(Dataset entries for page text)
══════════

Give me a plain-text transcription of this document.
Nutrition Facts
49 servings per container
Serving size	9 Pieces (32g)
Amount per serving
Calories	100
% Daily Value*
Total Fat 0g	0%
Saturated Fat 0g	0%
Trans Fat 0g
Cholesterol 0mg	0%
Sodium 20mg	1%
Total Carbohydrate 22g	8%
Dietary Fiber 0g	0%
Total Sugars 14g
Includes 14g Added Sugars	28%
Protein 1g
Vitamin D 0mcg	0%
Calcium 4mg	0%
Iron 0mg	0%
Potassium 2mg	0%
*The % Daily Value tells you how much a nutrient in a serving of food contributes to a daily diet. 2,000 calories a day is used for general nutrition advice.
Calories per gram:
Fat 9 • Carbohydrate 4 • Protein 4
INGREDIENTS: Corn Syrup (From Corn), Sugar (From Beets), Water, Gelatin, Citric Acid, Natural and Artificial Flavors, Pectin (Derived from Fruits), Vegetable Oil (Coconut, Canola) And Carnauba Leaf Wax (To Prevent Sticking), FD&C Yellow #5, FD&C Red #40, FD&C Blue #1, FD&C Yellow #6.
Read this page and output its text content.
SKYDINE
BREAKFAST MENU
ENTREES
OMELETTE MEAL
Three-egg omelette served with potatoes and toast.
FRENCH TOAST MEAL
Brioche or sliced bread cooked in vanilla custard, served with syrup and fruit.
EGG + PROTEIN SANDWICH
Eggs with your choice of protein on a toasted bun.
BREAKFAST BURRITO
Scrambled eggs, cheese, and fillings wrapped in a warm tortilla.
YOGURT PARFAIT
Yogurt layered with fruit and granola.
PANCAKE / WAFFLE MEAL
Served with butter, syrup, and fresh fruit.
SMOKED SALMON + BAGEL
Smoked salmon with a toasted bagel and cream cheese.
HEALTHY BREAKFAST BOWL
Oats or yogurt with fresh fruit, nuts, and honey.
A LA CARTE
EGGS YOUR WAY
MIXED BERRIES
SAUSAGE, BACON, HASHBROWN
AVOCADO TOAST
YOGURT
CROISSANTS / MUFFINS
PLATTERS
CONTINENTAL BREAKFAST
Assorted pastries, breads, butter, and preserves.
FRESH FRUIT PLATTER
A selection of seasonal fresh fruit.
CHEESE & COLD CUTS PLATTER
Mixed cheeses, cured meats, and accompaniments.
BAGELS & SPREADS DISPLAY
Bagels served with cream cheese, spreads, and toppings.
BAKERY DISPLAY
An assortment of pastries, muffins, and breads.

══════════

### [YOUR INSTRUCTIONS]
Print out the records exactly as they were entered.

### [SOLUTION FOR THIS TASK]
Give me a plain-text transcription of this document.
Nutrition Facts
49 servings per container
Serving size	9 Pieces (32g)
Amount per serving
Calories	100
% Daily Value*
Total Fat 0g	0%
Saturated Fat 0g	0%
Trans Fat 0g
Cholesterol 0mg	0%
Sodium 20mg	1%
Total Carbohydrate 22g	8%
Dietary Fiber 0g	0%
Total Sugars 14g
Includes 14g Added Sugars	28%
Protein 1g
Vitamin D 0mcg	0%
Calcium 4mg	0%
Iron 0mg	0%
Potassium 2mg	0%
*The % Daily Value tells you how much a nutrient in a serving of food contributes to a daily diet. 2,000 calories a day is used for general nutrition advice.
Calories per gram:
Fat 9 • Carbohydrate 4 • Protein 4
INGREDIENTS: Corn Syrup (From Corn), Sugar (From Beets), Water, Gelatin, Citric Acid, Natural and Artificial Flavors, Pectin (Derived from Fruits), Vegetable Oil (Coconut, Canola) And Carnauba Leaf Wax (To Prevent Sticking), FD&C Yellow #5, FD&C Red #40, FD&C Blue #1, FD&C Yellow #6.
Read this page and output its text content.
SKYDINE
BREAKFAST MENU
ENTREES
OMELETTE MEAL
Three-egg omelette served with potatoes and toast.
FRENCH TOAST MEAL
Brioche or sliced bread cooked in vanilla custard, served with syrup and fruit.
EGG + PROTEIN SANDWICH
Eggs with your choice of protein on a toasted bun.
BREAKFAST BURRITO
Scrambled eggs, cheese, and fillings wrapped in a warm tortilla.
YOGURT PARFAIT
Yogurt layered with fruit and granola.
PANCAKE / WAFFLE MEAL
Served with butter, syrup, and fresh fruit.
SMOKED SALMON + BAGEL
Smoked salmon with a toasted bagel and cream cheese.
HEALTHY BREAKFAST BOWL
Oats or yogurt with fresh fruit, nuts, and honey.
A LA CARTE
EGGS YOUR WAY
MIXED BERRIES
SAUSAGE, BACON, HASHBROWN
AVOCADO TOAST
YOGURT
CROISSANTS / MUFFINS
PLATTERS
CONTINENTAL BREAKFAST
Assorted pastries, breads, butter, and preserves.
FRESH FRUIT PLATTER
A selection of seasonal fresh fruit.
CHEESE & COLD CUTS PLATTER
Mixed cheeses, cured meats, and accompaniments.
BAGELS & SPREADS DISPLAY
Bagels served with cream cheese, spreads, and toppings.
BAKERY DISPLAY
An assortment of pastries, muffins, and breads.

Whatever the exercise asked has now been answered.